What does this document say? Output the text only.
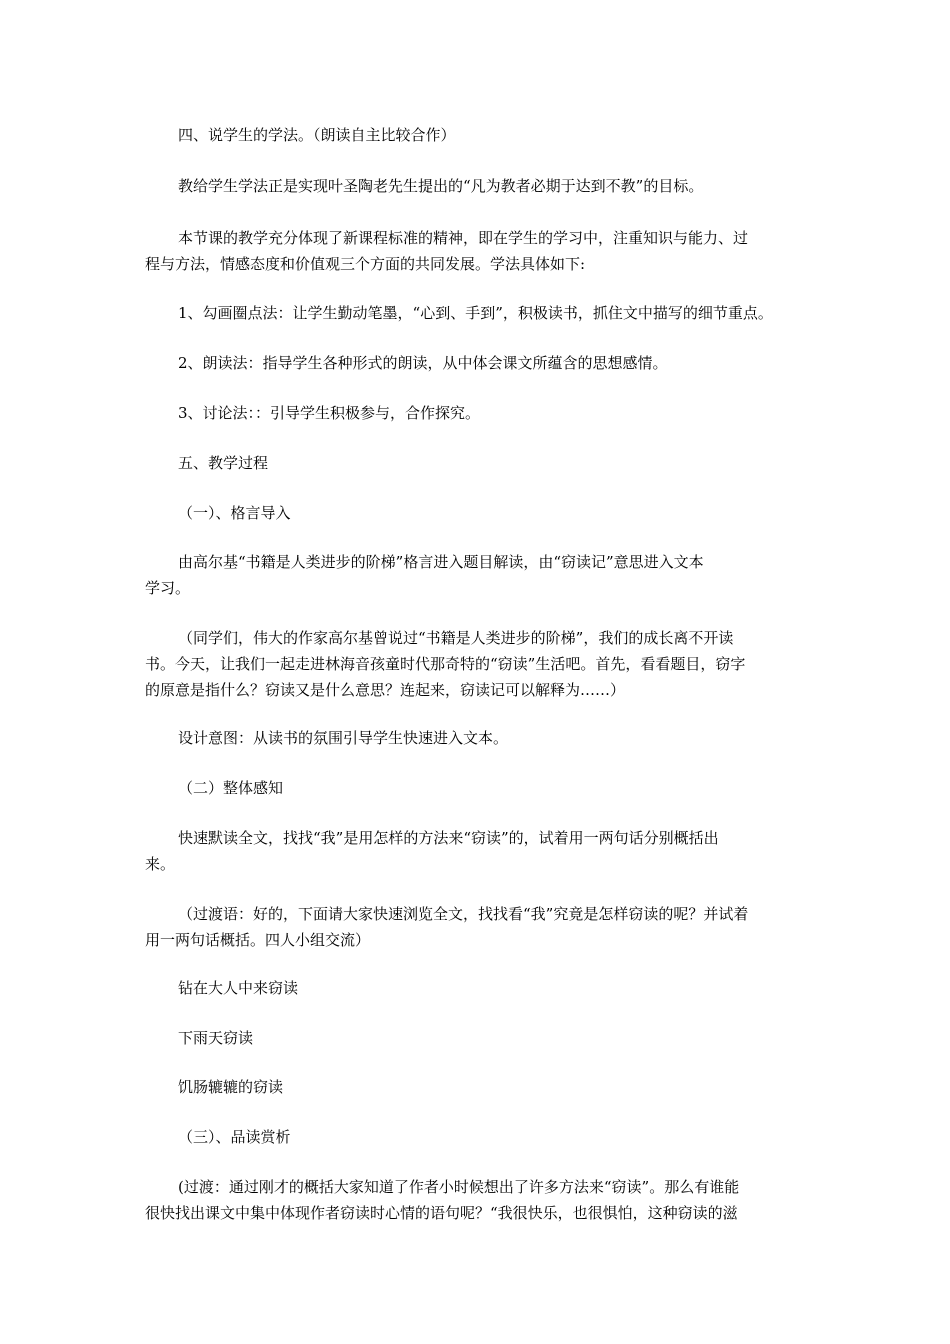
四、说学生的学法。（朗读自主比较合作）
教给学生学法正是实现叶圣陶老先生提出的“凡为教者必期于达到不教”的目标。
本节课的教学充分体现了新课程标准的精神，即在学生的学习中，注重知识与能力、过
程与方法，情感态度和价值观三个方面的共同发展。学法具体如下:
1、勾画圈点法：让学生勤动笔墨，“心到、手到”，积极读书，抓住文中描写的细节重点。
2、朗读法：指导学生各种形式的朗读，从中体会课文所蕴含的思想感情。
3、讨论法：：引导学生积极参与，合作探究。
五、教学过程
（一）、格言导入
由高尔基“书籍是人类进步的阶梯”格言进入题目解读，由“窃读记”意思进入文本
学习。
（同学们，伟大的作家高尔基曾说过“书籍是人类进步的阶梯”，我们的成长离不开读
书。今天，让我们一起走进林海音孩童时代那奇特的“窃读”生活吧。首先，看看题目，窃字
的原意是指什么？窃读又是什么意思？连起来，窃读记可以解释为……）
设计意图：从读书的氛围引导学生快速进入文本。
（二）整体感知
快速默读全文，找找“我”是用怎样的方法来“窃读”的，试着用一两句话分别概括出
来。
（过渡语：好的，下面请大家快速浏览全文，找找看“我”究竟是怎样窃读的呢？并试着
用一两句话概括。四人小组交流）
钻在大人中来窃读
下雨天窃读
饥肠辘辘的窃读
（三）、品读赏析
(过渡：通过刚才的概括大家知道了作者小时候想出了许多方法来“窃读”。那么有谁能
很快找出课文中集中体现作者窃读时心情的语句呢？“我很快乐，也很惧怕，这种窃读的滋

...

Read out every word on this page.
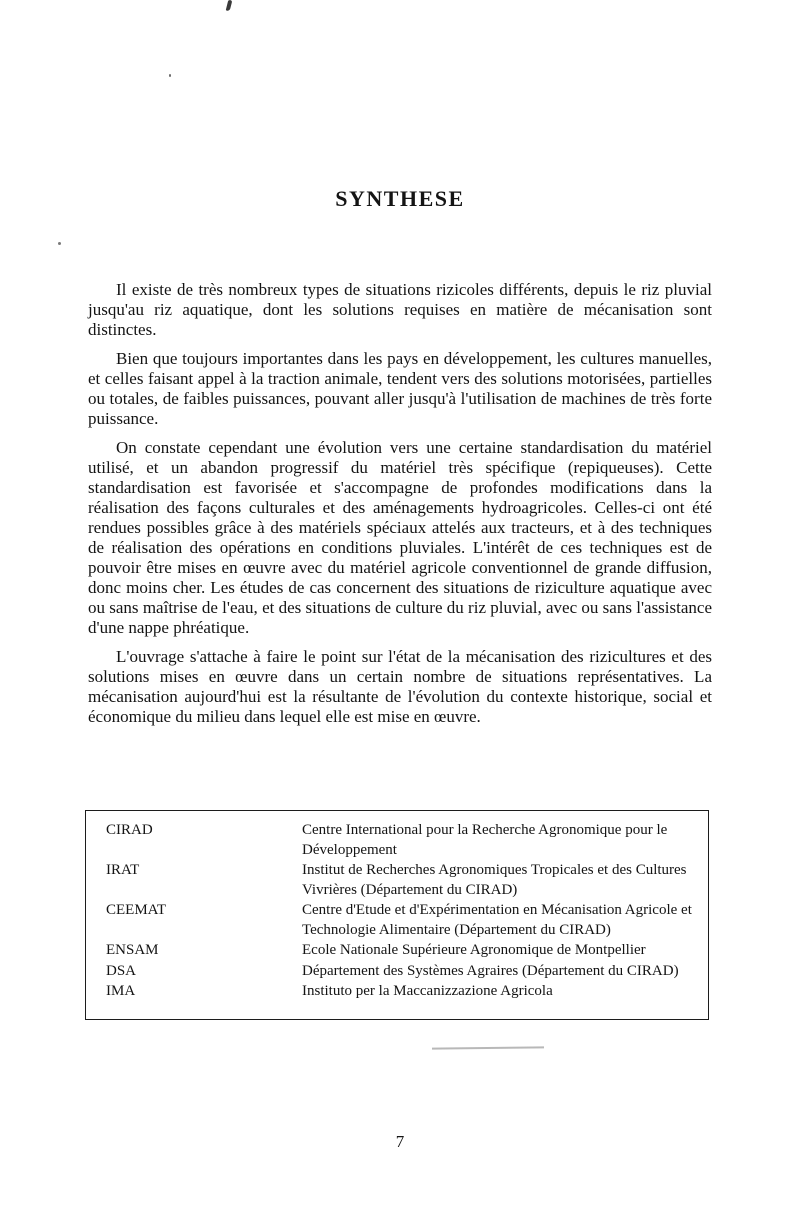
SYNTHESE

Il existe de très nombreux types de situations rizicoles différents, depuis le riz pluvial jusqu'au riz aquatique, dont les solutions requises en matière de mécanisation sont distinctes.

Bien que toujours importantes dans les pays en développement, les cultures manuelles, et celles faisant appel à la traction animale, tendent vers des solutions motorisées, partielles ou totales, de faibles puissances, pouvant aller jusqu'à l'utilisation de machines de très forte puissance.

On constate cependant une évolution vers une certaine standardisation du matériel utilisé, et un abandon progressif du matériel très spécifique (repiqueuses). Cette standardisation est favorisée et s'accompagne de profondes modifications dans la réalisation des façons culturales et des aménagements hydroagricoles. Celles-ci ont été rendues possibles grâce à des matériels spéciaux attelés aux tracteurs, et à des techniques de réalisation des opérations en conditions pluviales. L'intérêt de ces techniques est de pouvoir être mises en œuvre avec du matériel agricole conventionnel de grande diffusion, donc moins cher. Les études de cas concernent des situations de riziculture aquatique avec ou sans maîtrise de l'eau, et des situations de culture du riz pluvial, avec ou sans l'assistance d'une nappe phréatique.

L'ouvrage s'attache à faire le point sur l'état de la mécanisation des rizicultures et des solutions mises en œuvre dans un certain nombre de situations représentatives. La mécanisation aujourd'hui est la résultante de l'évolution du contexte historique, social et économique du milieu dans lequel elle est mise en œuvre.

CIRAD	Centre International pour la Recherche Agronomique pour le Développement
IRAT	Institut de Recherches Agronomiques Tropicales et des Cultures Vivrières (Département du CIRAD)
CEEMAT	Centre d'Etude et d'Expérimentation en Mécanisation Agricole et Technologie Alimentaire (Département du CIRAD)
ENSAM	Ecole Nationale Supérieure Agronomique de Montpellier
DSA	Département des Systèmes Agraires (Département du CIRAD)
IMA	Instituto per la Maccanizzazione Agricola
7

WHAT IS BEING ASKED →
Return from the data every line that holds "Centre".

RESPONSE FOR THIS EXERCISE →
CIRAD	Centre International pour la Recherche Agronomique pour le Développement
CEEMAT	Centre d'Etude et d'Expérimentation en Mécanisation Agricole et Technologie Alimentaire (Département du CIRAD)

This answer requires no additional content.